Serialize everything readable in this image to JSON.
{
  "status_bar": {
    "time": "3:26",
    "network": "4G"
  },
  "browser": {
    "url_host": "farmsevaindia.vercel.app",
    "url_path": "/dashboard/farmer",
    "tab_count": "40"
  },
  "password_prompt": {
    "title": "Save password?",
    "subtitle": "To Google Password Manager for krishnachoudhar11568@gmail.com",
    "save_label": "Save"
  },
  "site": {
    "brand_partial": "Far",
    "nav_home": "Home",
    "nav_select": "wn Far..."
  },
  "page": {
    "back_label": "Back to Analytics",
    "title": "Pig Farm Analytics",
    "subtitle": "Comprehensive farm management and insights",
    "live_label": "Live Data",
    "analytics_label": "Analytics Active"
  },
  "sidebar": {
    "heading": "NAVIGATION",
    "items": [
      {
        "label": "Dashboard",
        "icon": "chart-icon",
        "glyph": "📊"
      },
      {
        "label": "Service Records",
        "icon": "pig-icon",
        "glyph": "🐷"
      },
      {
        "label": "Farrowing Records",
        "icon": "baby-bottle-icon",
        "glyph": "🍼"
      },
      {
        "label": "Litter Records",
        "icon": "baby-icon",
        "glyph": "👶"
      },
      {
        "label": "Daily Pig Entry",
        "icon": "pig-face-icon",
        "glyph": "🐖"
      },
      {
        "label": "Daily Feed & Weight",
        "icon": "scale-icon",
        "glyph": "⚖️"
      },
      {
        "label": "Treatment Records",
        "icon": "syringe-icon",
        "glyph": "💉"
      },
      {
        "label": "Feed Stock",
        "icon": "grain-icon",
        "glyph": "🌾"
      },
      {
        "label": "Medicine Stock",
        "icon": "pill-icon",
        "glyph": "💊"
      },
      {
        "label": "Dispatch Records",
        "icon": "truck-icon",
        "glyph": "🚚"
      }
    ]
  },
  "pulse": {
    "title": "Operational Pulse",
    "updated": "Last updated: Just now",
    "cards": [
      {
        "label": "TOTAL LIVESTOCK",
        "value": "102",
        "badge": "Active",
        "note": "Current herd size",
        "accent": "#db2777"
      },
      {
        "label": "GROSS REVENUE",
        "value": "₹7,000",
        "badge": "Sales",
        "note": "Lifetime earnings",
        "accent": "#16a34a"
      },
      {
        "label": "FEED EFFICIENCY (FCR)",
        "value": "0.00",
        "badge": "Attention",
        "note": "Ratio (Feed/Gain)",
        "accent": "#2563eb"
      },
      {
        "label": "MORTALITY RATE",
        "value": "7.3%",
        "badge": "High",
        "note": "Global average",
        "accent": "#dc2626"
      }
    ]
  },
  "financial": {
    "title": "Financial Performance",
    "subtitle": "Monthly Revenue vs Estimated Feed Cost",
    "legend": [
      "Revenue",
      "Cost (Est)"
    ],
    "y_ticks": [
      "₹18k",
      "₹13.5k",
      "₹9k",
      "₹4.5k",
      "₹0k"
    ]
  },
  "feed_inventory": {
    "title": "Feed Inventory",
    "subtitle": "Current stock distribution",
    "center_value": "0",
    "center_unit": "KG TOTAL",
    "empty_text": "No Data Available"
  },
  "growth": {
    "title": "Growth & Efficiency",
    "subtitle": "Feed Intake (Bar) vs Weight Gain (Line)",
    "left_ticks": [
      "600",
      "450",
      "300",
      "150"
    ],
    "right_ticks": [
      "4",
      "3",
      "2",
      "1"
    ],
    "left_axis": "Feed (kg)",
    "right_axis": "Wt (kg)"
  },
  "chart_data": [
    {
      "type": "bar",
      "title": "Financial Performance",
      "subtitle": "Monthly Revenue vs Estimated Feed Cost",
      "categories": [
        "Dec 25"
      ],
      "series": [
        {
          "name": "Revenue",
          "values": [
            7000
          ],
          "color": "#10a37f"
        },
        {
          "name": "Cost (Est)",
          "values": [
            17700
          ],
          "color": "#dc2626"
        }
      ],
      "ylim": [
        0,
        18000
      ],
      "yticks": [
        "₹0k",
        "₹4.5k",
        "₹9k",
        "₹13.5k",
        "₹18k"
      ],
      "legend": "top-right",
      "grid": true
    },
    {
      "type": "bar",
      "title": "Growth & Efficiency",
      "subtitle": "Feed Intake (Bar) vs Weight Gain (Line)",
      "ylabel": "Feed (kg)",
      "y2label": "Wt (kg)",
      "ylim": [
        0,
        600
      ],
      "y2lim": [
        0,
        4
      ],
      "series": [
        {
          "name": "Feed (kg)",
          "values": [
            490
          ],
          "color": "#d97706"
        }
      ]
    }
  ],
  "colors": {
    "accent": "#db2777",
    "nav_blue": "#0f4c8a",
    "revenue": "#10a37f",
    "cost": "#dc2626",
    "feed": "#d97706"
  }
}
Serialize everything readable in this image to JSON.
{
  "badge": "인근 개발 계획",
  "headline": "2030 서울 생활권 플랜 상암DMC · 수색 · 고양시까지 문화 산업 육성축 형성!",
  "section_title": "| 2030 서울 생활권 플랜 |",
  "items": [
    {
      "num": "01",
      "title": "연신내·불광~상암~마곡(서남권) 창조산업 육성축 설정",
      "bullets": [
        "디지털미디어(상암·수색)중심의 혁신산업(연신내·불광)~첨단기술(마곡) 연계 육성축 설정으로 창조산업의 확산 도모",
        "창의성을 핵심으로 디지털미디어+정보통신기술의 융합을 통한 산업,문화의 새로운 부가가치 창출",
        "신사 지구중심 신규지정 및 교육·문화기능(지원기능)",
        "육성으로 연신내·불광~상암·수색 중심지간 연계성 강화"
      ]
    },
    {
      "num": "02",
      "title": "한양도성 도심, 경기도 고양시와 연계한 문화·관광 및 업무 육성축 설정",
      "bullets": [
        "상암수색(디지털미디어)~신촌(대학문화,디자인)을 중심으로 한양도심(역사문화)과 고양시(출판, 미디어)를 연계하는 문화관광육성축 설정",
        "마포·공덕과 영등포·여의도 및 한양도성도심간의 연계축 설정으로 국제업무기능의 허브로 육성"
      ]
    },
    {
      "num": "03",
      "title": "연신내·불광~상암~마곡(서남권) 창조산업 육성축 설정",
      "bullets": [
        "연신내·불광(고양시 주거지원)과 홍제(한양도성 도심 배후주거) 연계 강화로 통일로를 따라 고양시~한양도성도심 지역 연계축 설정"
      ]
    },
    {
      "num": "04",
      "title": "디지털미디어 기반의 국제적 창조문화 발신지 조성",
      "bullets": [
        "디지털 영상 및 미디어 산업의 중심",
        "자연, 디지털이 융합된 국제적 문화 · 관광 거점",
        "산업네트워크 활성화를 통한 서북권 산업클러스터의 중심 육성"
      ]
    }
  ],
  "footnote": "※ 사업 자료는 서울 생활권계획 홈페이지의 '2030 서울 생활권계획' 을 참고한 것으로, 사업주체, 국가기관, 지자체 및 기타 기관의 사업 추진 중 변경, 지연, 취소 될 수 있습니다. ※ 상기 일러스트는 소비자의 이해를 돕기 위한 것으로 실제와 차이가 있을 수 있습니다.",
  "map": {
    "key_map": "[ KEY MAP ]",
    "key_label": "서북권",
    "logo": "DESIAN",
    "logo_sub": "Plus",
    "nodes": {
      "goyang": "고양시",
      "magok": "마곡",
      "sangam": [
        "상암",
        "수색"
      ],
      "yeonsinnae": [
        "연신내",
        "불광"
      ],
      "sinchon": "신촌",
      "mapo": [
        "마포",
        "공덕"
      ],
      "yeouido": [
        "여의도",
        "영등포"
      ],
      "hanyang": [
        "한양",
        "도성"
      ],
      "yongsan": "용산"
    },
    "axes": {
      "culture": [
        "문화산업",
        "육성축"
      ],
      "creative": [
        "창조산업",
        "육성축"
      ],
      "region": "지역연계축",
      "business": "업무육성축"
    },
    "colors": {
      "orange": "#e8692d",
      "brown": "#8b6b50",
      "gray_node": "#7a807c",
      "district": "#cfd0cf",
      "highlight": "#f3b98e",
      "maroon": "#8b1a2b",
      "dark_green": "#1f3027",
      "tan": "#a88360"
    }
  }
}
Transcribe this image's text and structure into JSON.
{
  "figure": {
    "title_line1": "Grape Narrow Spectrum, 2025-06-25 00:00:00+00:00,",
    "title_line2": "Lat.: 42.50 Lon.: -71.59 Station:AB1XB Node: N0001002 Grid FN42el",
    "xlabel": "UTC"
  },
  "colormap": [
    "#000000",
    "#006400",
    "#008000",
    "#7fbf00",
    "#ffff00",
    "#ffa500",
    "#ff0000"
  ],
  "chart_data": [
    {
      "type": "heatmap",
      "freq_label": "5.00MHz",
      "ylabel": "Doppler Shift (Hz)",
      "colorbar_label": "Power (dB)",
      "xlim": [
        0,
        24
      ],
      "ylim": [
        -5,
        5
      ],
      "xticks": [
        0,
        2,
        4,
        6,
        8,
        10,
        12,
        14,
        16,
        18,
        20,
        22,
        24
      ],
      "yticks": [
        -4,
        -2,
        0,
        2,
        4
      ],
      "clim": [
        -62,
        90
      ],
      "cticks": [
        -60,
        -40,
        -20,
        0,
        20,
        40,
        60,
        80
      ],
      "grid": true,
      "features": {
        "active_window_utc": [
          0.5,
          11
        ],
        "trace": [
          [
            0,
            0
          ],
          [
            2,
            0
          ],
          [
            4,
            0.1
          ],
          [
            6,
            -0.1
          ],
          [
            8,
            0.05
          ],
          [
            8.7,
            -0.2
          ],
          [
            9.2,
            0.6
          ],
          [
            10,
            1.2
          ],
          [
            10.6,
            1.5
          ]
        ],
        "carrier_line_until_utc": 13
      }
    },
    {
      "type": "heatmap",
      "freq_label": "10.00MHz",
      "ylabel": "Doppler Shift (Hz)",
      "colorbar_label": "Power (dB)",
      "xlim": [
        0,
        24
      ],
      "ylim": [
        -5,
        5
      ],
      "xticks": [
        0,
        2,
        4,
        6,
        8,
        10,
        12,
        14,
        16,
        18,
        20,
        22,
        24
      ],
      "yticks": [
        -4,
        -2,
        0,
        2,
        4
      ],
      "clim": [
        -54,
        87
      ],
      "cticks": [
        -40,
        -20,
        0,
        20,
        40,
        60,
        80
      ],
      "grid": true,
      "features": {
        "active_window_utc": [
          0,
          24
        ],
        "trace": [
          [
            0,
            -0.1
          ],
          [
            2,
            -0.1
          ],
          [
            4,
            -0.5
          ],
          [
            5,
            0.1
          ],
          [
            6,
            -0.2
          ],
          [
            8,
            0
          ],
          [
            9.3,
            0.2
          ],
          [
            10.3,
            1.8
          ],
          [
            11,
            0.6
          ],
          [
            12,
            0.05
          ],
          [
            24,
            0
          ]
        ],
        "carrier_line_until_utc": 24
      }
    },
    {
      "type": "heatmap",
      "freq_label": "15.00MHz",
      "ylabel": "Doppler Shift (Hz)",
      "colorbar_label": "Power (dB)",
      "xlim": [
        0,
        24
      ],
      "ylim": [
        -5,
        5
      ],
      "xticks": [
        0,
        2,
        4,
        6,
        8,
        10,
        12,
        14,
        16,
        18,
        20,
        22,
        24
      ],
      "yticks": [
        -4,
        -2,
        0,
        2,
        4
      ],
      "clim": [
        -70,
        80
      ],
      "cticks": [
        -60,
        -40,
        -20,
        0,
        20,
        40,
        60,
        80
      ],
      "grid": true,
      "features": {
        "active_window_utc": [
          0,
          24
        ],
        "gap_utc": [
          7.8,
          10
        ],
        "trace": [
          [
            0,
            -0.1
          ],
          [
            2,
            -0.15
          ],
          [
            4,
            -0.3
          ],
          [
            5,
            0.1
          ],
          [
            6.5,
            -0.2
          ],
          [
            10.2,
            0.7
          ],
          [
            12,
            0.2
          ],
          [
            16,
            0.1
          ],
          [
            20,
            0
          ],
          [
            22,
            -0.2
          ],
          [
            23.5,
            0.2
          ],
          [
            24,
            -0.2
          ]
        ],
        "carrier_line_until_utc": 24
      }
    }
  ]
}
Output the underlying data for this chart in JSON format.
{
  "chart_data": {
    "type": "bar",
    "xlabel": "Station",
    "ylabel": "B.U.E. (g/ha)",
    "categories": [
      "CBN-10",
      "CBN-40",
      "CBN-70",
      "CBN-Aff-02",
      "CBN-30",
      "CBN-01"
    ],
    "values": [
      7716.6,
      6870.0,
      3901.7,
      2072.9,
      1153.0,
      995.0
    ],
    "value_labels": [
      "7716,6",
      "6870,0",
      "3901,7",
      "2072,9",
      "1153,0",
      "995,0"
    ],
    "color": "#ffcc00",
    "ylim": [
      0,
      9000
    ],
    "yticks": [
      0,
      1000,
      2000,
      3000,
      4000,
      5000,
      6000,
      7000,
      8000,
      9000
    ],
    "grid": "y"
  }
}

-----

Write out every line of the entries that holds the word "Estimated".

    "subtitle": "Monthly Revenue vs Estimated Feed Cost",
      "subtitle": "Monthly Revenue vs Estimated Feed Cost",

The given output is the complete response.